## REQUIREMENT
What is the number of lines containing "MICHAEL"? Give only that number.

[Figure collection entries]
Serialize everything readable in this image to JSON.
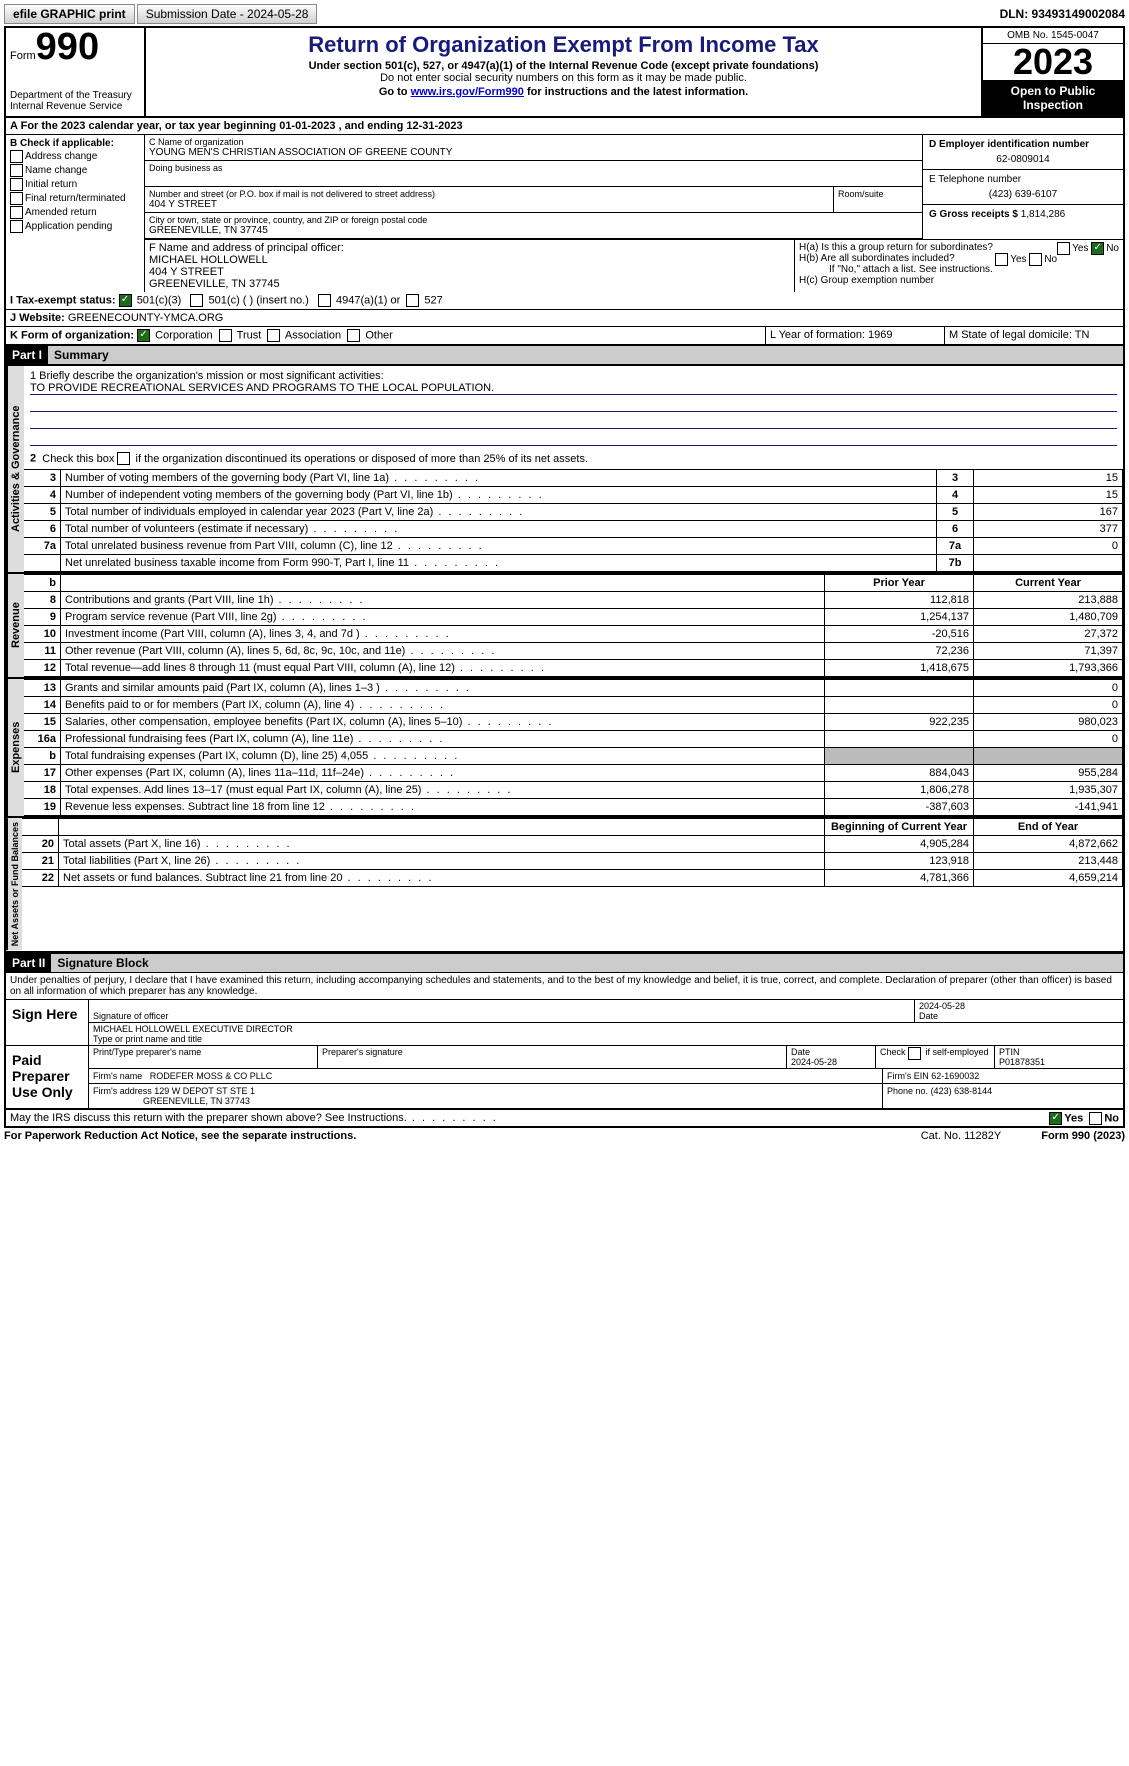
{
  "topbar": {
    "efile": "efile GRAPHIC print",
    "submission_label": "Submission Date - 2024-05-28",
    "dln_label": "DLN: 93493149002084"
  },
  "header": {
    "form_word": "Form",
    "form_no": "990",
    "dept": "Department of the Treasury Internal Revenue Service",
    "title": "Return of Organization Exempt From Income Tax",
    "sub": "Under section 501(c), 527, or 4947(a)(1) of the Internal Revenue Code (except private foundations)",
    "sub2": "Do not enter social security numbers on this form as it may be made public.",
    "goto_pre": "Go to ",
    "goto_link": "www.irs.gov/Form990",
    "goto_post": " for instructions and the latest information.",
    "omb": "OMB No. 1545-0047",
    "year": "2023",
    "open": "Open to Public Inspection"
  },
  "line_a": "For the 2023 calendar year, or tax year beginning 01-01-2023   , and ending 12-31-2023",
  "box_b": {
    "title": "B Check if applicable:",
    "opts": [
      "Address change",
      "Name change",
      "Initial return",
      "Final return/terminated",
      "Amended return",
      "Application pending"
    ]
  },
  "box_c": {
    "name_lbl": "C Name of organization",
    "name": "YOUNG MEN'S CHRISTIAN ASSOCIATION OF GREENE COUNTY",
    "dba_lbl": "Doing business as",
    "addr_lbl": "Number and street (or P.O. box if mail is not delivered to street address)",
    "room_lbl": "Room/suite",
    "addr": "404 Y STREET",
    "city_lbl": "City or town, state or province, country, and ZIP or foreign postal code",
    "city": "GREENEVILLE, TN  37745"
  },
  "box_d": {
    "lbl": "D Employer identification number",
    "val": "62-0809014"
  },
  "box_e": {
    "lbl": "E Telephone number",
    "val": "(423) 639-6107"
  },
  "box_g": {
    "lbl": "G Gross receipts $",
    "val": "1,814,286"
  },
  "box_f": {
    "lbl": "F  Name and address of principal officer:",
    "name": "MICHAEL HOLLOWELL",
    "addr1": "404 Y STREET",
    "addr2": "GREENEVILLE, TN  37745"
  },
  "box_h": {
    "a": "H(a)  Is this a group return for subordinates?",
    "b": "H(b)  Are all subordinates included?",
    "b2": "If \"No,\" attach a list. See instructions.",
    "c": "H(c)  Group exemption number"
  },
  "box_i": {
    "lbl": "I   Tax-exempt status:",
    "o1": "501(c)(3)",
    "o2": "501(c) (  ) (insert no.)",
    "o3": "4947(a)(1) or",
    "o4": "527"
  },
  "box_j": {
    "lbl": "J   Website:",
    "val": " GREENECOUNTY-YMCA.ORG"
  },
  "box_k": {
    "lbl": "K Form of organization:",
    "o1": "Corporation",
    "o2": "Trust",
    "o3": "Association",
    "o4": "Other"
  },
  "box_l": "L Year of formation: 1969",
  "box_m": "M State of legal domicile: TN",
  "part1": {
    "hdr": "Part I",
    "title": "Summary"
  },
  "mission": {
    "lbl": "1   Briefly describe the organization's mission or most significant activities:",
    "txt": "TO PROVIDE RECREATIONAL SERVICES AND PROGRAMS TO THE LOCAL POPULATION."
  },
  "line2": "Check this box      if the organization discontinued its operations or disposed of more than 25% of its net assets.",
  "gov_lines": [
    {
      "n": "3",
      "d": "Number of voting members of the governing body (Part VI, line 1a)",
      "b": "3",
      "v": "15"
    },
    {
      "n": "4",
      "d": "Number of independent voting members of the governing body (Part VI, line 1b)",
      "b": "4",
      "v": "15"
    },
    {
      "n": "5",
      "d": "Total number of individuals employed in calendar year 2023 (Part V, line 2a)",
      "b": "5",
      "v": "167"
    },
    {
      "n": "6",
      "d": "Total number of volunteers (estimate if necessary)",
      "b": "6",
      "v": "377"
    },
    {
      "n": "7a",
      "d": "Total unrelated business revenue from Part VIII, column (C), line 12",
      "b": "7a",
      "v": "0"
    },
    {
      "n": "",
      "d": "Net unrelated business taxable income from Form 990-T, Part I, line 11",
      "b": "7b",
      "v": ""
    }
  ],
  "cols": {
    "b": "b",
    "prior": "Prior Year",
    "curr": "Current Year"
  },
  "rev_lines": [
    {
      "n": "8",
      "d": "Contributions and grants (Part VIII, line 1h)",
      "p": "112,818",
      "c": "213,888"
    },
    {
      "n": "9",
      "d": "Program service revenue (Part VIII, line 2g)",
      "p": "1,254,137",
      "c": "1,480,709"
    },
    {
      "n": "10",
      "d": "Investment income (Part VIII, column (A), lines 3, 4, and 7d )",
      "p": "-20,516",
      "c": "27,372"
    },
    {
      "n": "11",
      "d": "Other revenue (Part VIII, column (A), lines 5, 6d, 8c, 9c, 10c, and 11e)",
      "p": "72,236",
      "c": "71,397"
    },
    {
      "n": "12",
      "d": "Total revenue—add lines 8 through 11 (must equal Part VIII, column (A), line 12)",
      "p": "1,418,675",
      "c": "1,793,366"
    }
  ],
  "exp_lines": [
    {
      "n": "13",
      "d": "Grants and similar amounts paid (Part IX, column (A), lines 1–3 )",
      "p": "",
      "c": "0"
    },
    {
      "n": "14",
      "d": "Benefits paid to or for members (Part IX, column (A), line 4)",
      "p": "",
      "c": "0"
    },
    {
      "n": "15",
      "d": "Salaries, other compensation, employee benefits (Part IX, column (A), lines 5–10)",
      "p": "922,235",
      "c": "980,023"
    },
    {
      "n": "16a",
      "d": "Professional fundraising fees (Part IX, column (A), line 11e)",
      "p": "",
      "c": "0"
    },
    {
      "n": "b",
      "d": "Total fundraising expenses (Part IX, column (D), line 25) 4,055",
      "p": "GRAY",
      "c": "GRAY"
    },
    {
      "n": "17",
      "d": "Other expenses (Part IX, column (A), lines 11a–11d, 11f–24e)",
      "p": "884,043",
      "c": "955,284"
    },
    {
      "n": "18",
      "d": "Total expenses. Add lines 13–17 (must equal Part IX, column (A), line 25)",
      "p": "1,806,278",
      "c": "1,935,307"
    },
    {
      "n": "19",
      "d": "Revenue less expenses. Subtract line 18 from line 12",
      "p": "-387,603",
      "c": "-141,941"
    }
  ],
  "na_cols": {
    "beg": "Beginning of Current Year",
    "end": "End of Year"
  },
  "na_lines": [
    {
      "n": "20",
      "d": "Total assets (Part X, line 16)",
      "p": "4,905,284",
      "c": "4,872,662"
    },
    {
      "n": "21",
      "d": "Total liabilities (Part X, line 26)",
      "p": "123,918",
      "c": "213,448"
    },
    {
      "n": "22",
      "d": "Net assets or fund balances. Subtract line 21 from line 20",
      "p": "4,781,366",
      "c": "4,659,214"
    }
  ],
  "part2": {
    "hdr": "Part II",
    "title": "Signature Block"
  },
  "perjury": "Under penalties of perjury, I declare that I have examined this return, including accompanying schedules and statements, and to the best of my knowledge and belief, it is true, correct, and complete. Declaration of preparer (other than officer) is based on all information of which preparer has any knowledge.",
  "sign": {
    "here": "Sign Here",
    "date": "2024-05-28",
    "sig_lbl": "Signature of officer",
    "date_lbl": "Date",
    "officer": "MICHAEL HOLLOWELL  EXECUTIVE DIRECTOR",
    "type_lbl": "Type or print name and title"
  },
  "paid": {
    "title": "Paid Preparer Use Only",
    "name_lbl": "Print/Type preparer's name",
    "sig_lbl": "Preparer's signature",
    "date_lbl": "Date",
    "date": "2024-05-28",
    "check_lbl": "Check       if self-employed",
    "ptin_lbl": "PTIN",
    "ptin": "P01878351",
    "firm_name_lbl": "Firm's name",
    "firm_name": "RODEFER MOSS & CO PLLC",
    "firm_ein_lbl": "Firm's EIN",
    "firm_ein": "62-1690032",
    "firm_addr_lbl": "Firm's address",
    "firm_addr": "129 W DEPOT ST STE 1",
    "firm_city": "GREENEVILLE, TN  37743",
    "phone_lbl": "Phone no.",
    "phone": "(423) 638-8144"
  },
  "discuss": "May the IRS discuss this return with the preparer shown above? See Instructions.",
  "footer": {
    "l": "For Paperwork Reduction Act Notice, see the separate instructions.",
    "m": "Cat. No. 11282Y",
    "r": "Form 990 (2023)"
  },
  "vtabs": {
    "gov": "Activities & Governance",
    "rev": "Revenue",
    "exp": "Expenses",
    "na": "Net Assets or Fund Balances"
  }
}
* * *
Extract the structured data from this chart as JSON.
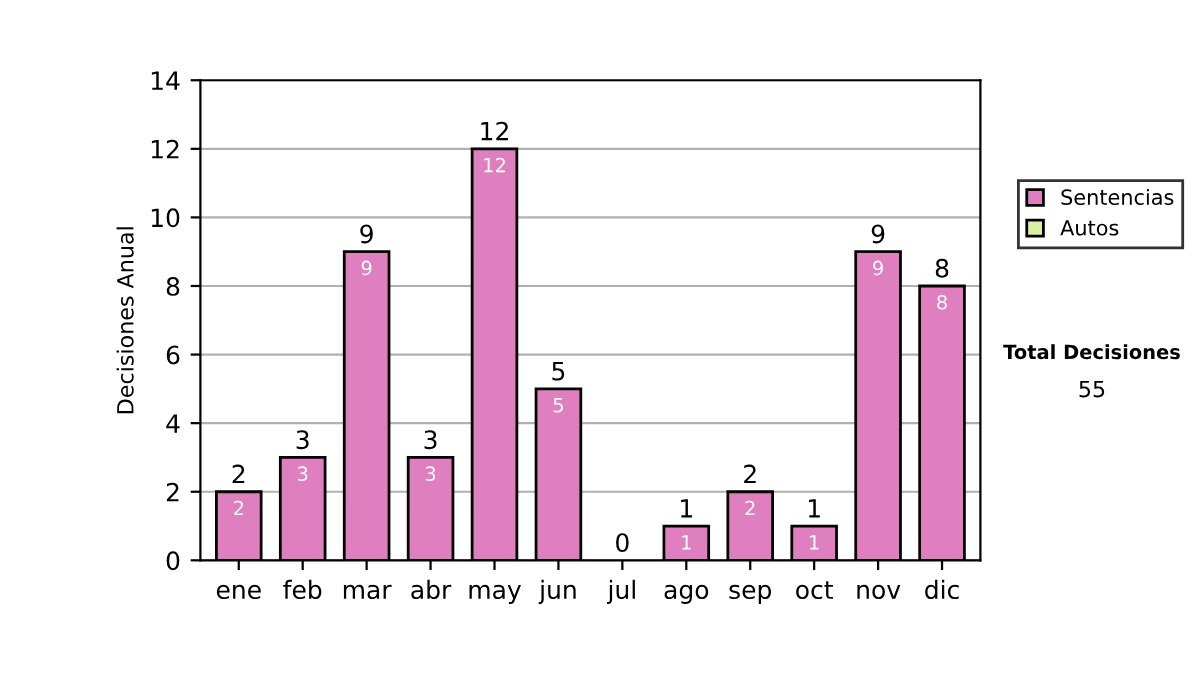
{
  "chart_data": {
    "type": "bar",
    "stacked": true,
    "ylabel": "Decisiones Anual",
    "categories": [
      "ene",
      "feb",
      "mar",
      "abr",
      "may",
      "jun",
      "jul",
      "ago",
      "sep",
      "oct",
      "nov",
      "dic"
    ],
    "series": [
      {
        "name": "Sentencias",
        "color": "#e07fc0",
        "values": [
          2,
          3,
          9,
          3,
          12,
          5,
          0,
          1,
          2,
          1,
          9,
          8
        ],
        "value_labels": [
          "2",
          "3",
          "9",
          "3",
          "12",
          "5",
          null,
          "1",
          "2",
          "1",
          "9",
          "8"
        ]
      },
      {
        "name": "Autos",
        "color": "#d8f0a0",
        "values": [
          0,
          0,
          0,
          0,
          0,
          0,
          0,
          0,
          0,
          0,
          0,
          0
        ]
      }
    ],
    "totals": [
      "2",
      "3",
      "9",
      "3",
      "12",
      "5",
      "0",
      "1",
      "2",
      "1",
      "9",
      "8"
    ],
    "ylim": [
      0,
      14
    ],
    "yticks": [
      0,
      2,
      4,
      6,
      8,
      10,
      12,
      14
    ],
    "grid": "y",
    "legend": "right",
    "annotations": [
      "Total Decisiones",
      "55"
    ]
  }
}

## EXPECTED ANSWER
2